_EXCERTO_.
________________________________________

Ainda que o discurso da prefeitura tenha sentido oposto, a prática do OPD sinaliza para uma experiência muito limitada diante do potencial das TICs e principalmente da experiência acumulada pelo município através do OP Regional.

Com base nas análises dos tópicos anteriores tem-se o seguinte quadro: Tabela 5: Características do modelo democrático do OPD

Variáveis Indicadores Critério de Decisão - Exclusivamente Técnica - Técnica - Popular - Mista Natureza da Decisão - Centralizada

- Descentralizada Definição de Regras do OP - Exclusivamente Técnica - Técnica - Popular - Mista Organização - Tutelada - Auto-organização Participação - Voto indireto - Eleição de representantes - Consultiva - Voto direto - Deliberativa Monitoramento - Temporário - Permanente Fase do processo

- Somente na Fase Final (Prestação de contas) - Fase inicial (licitatória)

- Fase operacional (execução da obra) - Fase final (prestação de contas) Fonte: Elaborado pelo autor

A partir deste quadro e da revisão teórica até aqui desenvolvida pode-se classificar o orçamento participativo digital como modelo democrático legalista, conforme a figura 22.

________________________________________

_Entradas de dados armazenados_.
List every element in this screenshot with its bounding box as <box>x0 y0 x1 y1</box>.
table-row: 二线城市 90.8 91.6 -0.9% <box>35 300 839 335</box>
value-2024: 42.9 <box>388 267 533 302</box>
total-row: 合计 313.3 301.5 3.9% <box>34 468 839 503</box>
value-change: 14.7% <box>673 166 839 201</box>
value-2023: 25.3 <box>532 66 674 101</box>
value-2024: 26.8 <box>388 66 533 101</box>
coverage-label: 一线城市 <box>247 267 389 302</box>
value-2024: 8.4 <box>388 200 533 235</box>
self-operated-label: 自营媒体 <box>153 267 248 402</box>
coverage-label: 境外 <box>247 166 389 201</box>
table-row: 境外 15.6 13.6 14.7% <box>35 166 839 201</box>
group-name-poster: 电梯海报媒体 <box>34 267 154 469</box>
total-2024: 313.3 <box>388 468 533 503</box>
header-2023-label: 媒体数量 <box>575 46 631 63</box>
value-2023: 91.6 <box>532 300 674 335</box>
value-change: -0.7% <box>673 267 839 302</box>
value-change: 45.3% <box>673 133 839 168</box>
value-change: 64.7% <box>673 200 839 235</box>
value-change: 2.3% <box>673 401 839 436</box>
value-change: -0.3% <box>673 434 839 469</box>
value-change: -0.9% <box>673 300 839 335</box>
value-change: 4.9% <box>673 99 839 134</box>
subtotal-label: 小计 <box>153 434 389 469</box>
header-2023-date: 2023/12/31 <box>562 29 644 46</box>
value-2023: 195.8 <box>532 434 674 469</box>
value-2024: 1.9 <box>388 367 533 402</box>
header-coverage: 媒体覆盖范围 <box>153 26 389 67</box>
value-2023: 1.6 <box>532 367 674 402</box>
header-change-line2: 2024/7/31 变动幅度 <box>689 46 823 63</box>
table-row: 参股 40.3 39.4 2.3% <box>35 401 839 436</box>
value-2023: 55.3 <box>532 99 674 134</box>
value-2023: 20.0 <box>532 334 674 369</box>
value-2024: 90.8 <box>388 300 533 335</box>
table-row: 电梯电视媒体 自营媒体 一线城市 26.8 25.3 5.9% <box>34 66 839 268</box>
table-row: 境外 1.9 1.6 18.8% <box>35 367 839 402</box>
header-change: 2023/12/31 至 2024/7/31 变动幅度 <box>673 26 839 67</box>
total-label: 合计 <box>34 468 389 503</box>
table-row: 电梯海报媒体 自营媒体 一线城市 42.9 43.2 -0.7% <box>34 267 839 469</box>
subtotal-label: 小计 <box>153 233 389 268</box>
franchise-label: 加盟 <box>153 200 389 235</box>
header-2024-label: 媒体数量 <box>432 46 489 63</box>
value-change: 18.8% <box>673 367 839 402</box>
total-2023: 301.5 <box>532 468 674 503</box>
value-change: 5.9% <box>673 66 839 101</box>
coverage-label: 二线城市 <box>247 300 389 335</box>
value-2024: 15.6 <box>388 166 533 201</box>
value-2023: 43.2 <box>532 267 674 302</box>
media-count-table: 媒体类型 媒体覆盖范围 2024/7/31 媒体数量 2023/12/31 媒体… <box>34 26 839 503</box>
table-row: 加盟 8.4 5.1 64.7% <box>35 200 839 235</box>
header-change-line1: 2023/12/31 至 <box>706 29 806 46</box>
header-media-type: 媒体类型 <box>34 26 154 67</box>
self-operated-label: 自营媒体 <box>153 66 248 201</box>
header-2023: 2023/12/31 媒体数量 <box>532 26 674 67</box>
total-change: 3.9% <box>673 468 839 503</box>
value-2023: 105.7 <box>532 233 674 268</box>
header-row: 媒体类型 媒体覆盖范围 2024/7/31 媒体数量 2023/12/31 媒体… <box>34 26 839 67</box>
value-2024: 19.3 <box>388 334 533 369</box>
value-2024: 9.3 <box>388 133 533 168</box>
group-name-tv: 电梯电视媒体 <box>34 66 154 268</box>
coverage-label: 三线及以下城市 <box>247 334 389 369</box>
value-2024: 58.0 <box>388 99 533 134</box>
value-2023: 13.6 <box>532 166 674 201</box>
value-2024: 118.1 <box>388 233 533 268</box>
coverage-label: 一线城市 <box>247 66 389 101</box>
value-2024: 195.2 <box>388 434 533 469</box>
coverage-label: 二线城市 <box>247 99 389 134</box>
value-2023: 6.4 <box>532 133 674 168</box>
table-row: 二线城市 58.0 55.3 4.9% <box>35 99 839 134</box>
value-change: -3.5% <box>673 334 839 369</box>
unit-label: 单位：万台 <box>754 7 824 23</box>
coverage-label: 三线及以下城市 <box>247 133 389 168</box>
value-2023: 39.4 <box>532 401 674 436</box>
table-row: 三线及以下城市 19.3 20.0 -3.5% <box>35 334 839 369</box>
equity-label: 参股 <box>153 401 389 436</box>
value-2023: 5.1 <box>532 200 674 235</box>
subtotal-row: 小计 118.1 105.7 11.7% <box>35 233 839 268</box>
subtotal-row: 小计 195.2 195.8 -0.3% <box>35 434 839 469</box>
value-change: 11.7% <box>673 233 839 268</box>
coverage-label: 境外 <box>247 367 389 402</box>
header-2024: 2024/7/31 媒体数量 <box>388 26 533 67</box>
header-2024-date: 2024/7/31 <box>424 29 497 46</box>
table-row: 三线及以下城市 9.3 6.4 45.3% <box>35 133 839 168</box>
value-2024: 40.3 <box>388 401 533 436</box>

________________________________________

_ATIVIDADES_.
- A) Enumere todos os indicadores que o excerto apresenta para a variável Participação.
- B) Reproduza fielmente o trecho do excerto que vai de "- Somente na" até "a figura 22.".
- C) Indique se cada afirmação concorda com o excerto, respondendo sim ou não e citando literalmente as palavras decisivas: (i) A Tabela 5 foi elaborada pelo autor. (ii) O orçamento participativo digital é classificado como modelo democrático deliberativo. (iii) A prática do OPD aproveita plenamente o potencial das TICs.
Os registros não têm nenhum papel aqui.

_RESPOSTAS POR ITEM_.
- A) Voto indireto; Eleição de representantes; Consultiva; Voto direto; Deliberativa

- B)
- Somente na Fase Final (Prestação de contas) - Fase inicial (licitatória)

- Fase operacional (execução da obra) - Fase final (prestação de contas) Fonte: Elaborado pelo autor

A partir deste quadro e da revisão teórica até aqui desenvolvida pode-se classificar o orçamento participativo digital como modelo democrático legalista, conforme a figura 22.

- C)
(i) Sim: "Fonte: Elaborado pelo autor".
(ii) Não: "pode-se classificar o orçamento participativo digital como modelo democrático legalista".
(iii) Não: "a prática do OPD sinaliza para uma experiência muito limitada diante do potencial das TICs".